— begin Input —
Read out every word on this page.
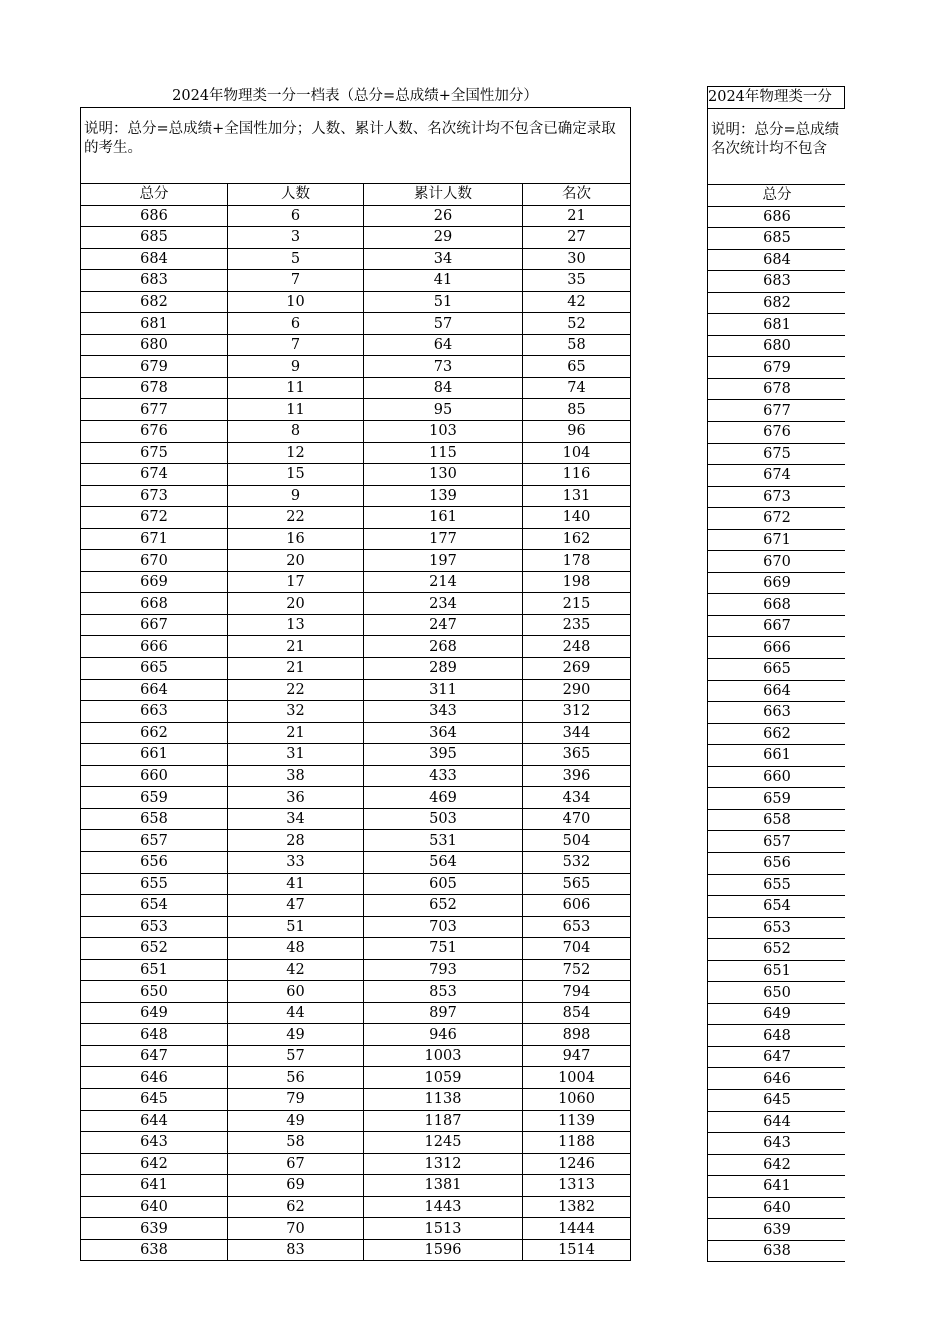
2024年物理类一分一档表（总分=总成绩+全国性加分）
说明：总分=总成绩+全国性加分；人数、累计人数、名次统计均不包含已确定录取的考生。			
总分	人数	累计人数	名次
686	6	26	21
685	3	29	27
684	5	34	30
683	7	41	35
682	10	51	42
681	6	57	52
680	7	64	58
679	9	73	65
678	11	84	74
677	11	95	85
676	8	103	96
675	12	115	104
674	15	130	116
673	9	139	131
672	22	161	140
671	16	177	162
670	20	197	178
669	17	214	198
668	20	234	215
667	13	247	235
666	21	268	248
665	21	289	269
664	22	311	290
663	32	343	312
662	21	364	344
661	31	395	365
660	38	433	396
659	36	469	434
658	34	503	470
657	28	531	504
656	33	564	532
655	41	605	565
654	47	652	606
653	51	703	653
652	48	751	704
651	42	793	752
650	60	853	794
649	44	897	854
648	49	946	898
647	57	1003	947
646	56	1059	1004
645	79	1138	1060
644	49	1187	1139
643	58	1245	1188
642	67	1312	1246
641	69	1381	1313
640	62	1443	1382
639	70	1513	1444
638	83	1596	1514
2024年物理类一分
说明：总分=总成绩
名次统计均不包含

总分
686
685
684
683
682
681
680
679
678
677
676
675
674
673
672
671
670
669
668
667
666
665
664
663
662
661
660
659
658
657
656
655
654
653
652
651
650
649
648
647
646
645
644
643
642
641
640
639
638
— end Input —
» Problem
Reproduce the full material exactly, excluding the pictures.

» Output
Read out every word on this page.
2024年物理类一分一档表（总分=总成绩+全国性加分）
说明：总分=总成绩+全国性加分；人数、累计人数、名次统计均不包含已确定录取的考生。			
总分	人数	累计人数	名次
686	6	26	21
685	3	29	27
684	5	34	30
683	7	41	35
682	10	51	42
681	6	57	52
680	7	64	58
679	9	73	65
678	11	84	74
677	11	95	85
676	8	103	96
675	12	115	104
674	15	130	116
673	9	139	131
672	22	161	140
671	16	177	162
670	20	197	178
669	17	214	198
668	20	234	215
667	13	247	235
666	21	268	248
665	21	289	269
664	22	311	290
663	32	343	312
662	21	364	344
661	31	395	365
660	38	433	396
659	36	469	434
658	34	503	470
657	28	531	504
656	33	564	532
655	41	605	565
654	47	652	606
653	51	703	653
652	48	751	704
651	42	793	752
650	60	853	794
649	44	897	854
648	49	946	898
647	57	1003	947
646	56	1059	1004
645	79	1138	1060
644	49	1187	1139
643	58	1245	1188
642	67	1312	1246
641	69	1381	1313
640	62	1443	1382
639	70	1513	1444
638	83	1596	1514
2024年物理类一分
说明：总分=总成绩
名次统计均不包含

总分
686
685
684
683
682
681
680
679
678
677
676
675
674
673
672
671
670
669
668
667
666
665
664
663
662
661
660
659
658
657
656
655
654
653
652
651
650
649
648
647
646
645
644
643
642
641
640
639
638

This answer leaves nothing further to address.